WHAT YOU NEED TO DO:
Repeat exactly the stretch of lines that starts with the one containing "Parse this screenshot: output" and ends with the last line of the material. Leave out pictures.

[Items from a figure collection]
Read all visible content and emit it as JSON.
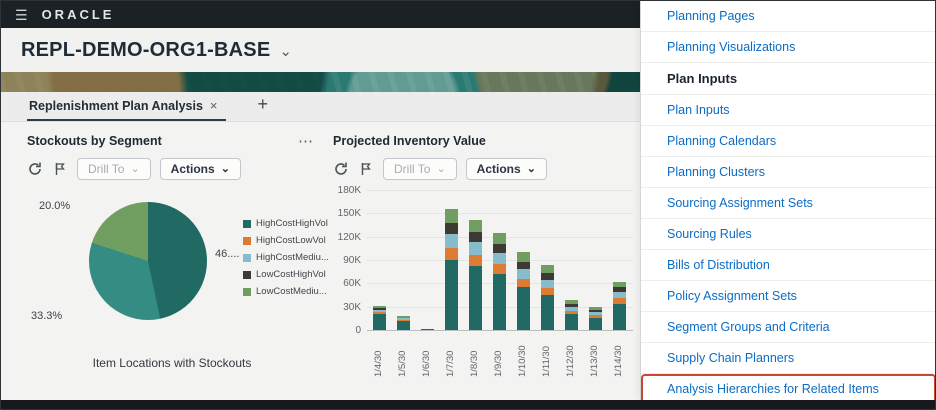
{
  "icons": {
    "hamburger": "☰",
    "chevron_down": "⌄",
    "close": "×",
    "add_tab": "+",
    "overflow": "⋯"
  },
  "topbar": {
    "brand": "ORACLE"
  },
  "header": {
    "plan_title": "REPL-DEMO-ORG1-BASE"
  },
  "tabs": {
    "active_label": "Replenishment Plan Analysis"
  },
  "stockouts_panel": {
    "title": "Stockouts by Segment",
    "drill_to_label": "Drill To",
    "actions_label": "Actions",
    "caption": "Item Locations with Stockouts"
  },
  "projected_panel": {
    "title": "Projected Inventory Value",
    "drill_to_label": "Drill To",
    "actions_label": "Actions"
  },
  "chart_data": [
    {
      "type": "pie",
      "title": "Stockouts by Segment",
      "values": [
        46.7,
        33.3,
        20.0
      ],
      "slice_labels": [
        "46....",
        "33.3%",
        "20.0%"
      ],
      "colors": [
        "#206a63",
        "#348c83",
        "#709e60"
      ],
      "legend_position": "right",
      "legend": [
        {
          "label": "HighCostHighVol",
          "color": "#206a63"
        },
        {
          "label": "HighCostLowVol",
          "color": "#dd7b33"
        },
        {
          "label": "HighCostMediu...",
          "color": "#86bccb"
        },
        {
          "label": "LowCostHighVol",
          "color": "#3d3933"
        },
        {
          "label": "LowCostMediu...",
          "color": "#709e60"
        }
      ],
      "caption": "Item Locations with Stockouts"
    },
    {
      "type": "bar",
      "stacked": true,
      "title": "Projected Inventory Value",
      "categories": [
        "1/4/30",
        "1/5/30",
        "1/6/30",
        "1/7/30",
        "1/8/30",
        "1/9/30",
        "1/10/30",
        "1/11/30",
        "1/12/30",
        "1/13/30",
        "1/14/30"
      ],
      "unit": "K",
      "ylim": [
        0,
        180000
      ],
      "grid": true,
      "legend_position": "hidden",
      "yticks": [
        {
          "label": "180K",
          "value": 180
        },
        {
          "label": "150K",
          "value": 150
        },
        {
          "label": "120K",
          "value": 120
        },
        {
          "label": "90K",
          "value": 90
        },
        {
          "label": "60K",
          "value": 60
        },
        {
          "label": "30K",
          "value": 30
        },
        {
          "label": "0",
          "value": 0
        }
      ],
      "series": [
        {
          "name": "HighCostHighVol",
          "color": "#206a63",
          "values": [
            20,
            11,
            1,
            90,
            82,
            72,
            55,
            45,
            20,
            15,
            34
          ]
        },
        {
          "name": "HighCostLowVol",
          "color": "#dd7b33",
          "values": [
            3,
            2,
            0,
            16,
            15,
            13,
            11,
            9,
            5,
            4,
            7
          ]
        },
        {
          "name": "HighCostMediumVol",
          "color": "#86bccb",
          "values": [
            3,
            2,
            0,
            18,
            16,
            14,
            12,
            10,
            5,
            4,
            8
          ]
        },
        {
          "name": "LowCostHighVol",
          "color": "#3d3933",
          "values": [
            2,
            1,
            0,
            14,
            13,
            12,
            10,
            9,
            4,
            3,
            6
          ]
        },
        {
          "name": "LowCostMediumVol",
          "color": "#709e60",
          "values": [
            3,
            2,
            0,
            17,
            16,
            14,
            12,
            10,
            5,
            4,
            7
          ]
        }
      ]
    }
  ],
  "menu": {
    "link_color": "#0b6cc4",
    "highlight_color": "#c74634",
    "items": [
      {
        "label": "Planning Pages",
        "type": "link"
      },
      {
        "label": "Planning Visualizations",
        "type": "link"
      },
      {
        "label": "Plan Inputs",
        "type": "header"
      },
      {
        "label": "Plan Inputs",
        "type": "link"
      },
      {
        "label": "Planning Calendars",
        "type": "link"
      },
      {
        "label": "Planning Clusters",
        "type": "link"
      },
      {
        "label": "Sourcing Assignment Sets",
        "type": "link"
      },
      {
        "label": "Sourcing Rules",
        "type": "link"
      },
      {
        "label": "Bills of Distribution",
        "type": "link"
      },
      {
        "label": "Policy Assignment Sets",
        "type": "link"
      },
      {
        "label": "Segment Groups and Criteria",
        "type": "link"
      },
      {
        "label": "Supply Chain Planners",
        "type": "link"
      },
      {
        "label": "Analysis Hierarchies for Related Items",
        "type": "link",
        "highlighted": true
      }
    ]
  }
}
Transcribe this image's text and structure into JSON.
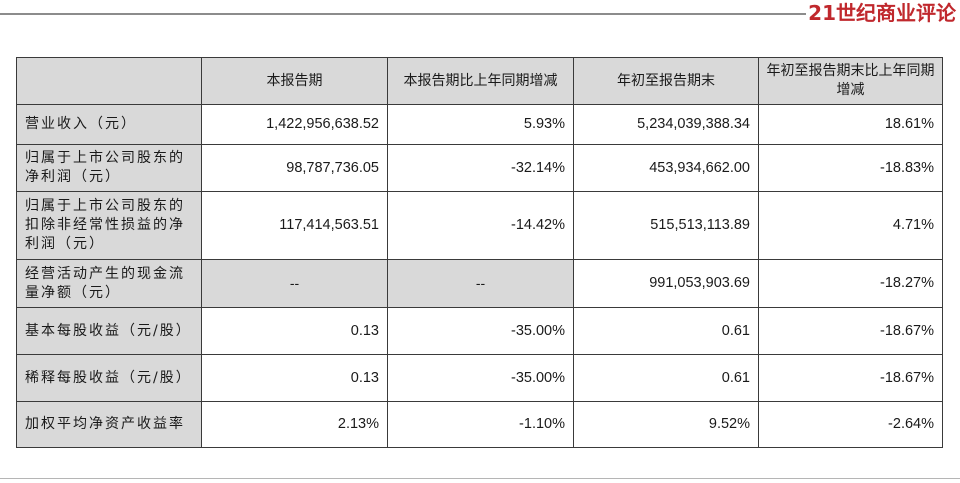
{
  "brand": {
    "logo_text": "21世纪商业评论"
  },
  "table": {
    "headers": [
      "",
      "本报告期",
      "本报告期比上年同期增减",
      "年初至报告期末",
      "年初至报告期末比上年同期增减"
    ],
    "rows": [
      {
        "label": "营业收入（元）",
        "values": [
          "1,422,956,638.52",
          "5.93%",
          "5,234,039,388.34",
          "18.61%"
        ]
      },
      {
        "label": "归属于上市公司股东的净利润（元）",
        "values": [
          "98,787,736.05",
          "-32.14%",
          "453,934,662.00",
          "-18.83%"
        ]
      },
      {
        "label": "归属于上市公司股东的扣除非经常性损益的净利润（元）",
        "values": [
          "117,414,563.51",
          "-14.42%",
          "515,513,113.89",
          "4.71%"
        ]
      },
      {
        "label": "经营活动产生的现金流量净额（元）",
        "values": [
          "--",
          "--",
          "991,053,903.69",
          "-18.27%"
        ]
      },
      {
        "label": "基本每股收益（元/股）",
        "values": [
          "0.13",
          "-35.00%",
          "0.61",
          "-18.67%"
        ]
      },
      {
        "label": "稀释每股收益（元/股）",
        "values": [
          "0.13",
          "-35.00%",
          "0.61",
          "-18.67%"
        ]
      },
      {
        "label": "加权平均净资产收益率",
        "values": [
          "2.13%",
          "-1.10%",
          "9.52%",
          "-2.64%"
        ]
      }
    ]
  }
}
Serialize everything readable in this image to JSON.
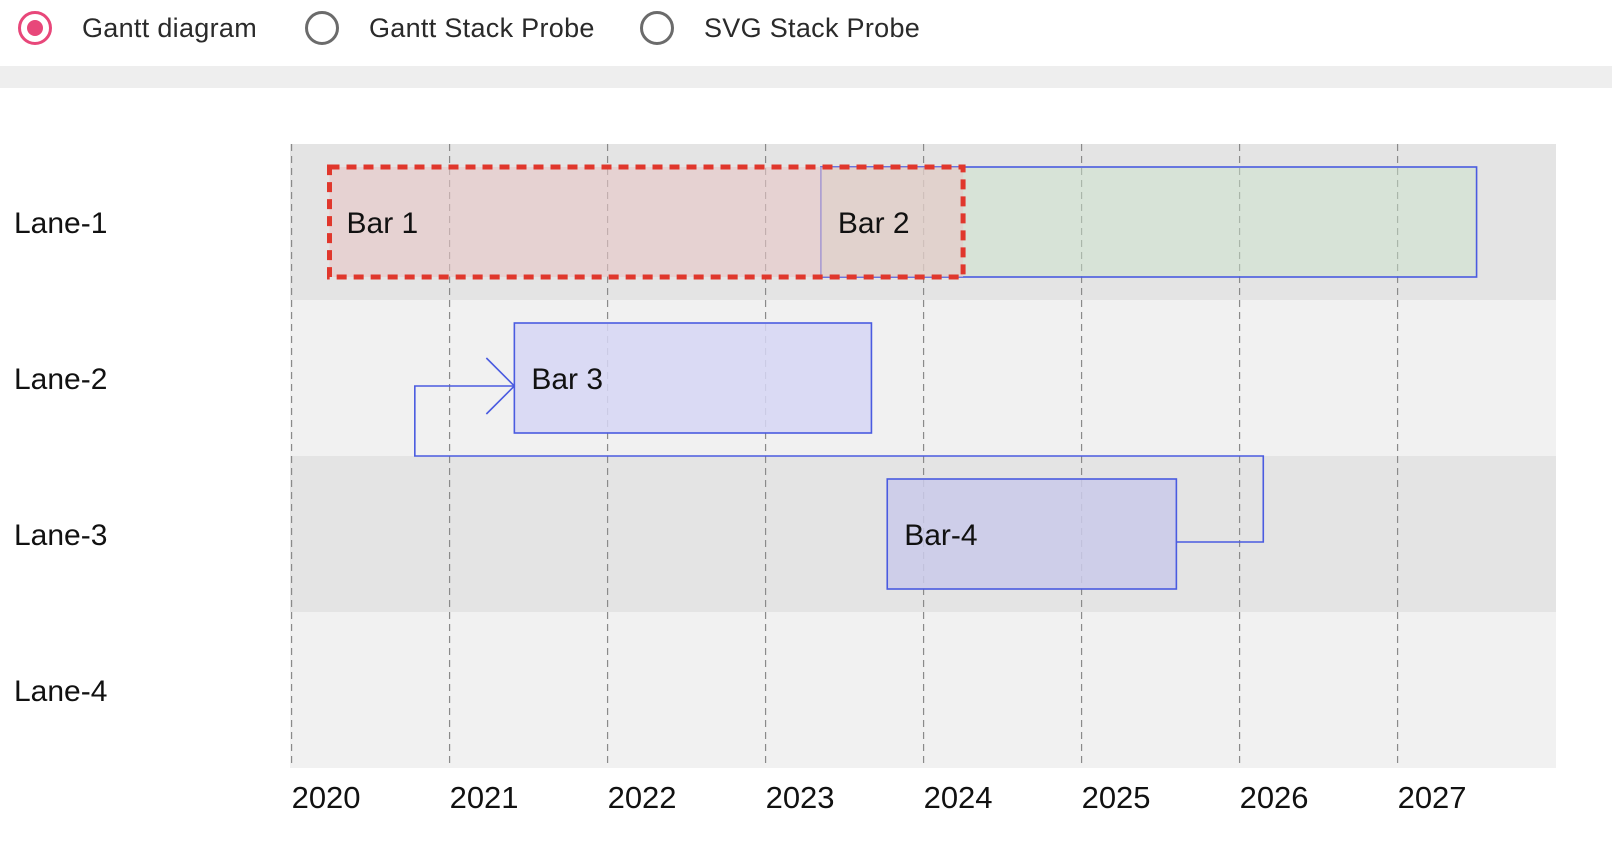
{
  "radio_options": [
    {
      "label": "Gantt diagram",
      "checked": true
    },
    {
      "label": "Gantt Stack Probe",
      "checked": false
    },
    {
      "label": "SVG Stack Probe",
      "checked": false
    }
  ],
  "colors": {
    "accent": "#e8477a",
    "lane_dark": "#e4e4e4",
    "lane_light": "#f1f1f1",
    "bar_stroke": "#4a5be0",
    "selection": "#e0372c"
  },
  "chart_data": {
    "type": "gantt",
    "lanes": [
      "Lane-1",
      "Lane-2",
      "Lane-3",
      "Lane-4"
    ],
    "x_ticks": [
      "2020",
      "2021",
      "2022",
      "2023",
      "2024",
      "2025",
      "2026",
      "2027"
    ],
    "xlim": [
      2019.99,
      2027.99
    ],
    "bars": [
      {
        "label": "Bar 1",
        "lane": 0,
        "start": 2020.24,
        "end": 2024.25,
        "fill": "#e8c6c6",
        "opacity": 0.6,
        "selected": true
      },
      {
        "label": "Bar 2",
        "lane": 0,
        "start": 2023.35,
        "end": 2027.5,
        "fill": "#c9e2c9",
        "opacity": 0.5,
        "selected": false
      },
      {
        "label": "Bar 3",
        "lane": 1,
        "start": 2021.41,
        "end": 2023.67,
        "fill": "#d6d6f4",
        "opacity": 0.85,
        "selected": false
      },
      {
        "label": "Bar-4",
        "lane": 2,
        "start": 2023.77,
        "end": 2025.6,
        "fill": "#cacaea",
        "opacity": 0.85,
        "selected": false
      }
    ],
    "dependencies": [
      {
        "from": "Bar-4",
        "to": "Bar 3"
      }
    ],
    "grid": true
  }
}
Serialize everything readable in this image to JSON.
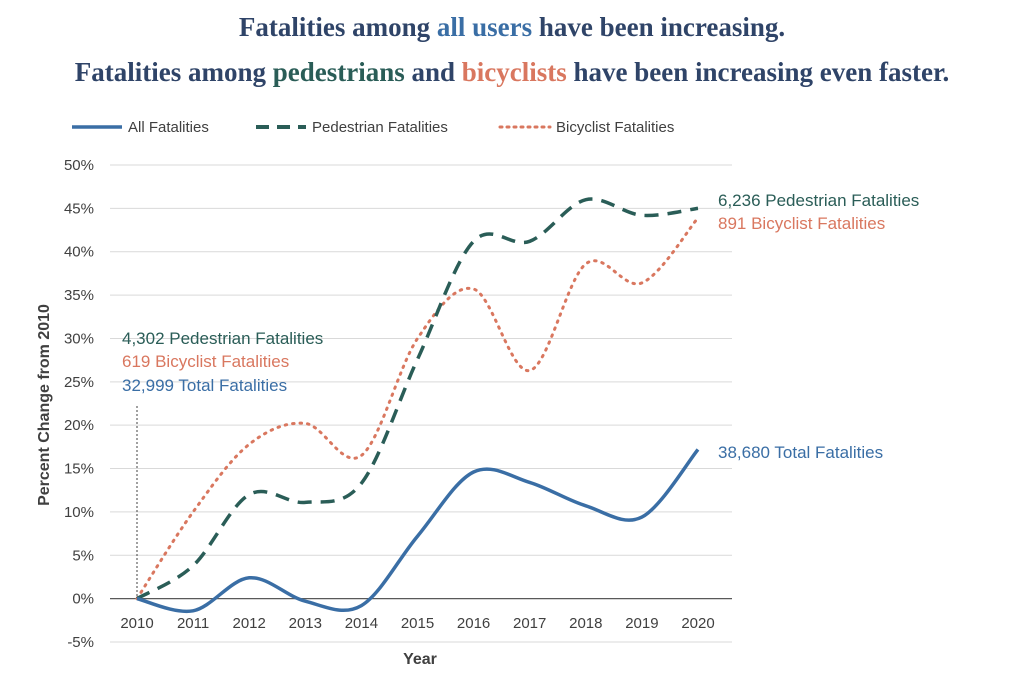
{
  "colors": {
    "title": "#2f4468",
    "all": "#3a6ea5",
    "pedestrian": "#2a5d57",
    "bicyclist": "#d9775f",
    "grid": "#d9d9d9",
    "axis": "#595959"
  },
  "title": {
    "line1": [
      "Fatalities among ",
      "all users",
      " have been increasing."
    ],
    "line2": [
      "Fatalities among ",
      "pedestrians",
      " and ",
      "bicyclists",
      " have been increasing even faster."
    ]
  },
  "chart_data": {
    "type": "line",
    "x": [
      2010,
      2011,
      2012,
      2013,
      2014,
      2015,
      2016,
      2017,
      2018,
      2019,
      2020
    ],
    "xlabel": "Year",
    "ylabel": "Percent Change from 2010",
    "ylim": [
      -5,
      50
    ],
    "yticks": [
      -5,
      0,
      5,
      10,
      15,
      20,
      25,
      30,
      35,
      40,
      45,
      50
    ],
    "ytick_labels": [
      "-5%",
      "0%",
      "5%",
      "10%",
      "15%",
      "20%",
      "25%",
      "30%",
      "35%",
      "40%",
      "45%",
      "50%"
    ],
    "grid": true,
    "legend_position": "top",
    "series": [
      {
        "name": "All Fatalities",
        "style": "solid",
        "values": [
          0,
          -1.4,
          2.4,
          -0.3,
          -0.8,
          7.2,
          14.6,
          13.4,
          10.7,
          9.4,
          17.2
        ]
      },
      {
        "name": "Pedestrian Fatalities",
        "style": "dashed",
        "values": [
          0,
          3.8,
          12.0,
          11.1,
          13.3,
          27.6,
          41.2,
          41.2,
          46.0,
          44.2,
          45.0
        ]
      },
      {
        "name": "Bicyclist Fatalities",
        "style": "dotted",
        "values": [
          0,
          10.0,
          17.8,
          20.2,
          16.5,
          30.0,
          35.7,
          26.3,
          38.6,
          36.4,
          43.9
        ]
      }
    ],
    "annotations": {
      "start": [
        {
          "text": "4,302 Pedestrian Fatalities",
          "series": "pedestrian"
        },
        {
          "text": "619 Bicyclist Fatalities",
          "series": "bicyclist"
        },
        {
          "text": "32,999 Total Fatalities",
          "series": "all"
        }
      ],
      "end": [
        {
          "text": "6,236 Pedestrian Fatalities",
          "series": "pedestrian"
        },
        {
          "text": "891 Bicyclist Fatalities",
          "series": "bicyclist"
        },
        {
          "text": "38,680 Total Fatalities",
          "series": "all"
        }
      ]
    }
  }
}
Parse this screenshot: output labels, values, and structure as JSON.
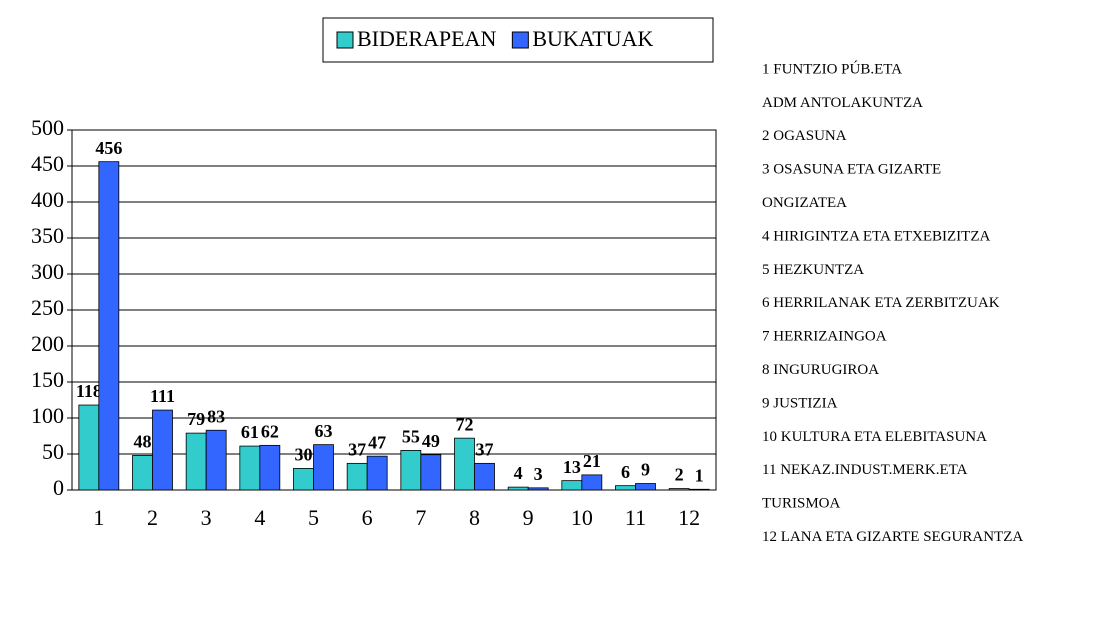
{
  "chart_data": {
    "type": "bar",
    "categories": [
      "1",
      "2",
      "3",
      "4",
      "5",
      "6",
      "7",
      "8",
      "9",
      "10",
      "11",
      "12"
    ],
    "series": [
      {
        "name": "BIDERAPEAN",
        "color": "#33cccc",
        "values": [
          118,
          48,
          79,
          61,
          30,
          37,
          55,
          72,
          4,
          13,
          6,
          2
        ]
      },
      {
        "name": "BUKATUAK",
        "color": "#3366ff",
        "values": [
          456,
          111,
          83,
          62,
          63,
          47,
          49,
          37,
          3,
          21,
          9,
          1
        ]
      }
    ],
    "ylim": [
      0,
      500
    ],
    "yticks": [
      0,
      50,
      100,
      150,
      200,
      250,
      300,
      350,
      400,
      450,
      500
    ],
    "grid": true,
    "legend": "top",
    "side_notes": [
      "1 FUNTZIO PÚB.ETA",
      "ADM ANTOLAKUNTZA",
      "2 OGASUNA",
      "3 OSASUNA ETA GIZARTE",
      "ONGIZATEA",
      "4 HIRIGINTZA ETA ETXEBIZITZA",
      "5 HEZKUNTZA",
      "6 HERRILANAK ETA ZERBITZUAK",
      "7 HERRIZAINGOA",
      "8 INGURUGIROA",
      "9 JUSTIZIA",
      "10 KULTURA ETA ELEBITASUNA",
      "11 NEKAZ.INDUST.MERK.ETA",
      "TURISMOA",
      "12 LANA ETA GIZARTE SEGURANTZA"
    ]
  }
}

TASK RESULT:
Parse this screenshot: output labels, values, and structure as JSON.
{
  "chart_data": {
    "type": "bar",
    "categories": [
      "1",
      "2",
      "3",
      "4",
      "5",
      "6",
      "7",
      "8",
      "9",
      "10",
      "11",
      "12"
    ],
    "series": [
      {
        "name": "BIDERAPEAN",
        "color": "#33cccc",
        "values": [
          118,
          48,
          79,
          61,
          30,
          37,
          55,
          72,
          4,
          13,
          6,
          2
        ]
      },
      {
        "name": "BUKATUAK",
        "color": "#3366ff",
        "values": [
          456,
          111,
          83,
          62,
          63,
          47,
          49,
          37,
          3,
          21,
          9,
          1
        ]
      }
    ],
    "ylim": [
      0,
      500
    ],
    "yticks": [
      0,
      50,
      100,
      150,
      200,
      250,
      300,
      350,
      400,
      450,
      500
    ],
    "grid": true,
    "legend": "top",
    "side_notes": [
      "1 FUNTZIO PÚB.ETA",
      "ADM ANTOLAKUNTZA",
      "2 OGASUNA",
      "3 OSASUNA ETA GIZARTE",
      "ONGIZATEA",
      "4 HIRIGINTZA ETA ETXEBIZITZA",
      "5 HEZKUNTZA",
      "6 HERRILANAK ETA ZERBITZUAK",
      "7 HERRIZAINGOA",
      "8 INGURUGIROA",
      "9 JUSTIZIA",
      "10 KULTURA ETA ELEBITASUNA",
      "11 NEKAZ.INDUST.MERK.ETA",
      "TURISMOA",
      "12 LANA ETA GIZARTE SEGURANTZA"
    ]
  }
}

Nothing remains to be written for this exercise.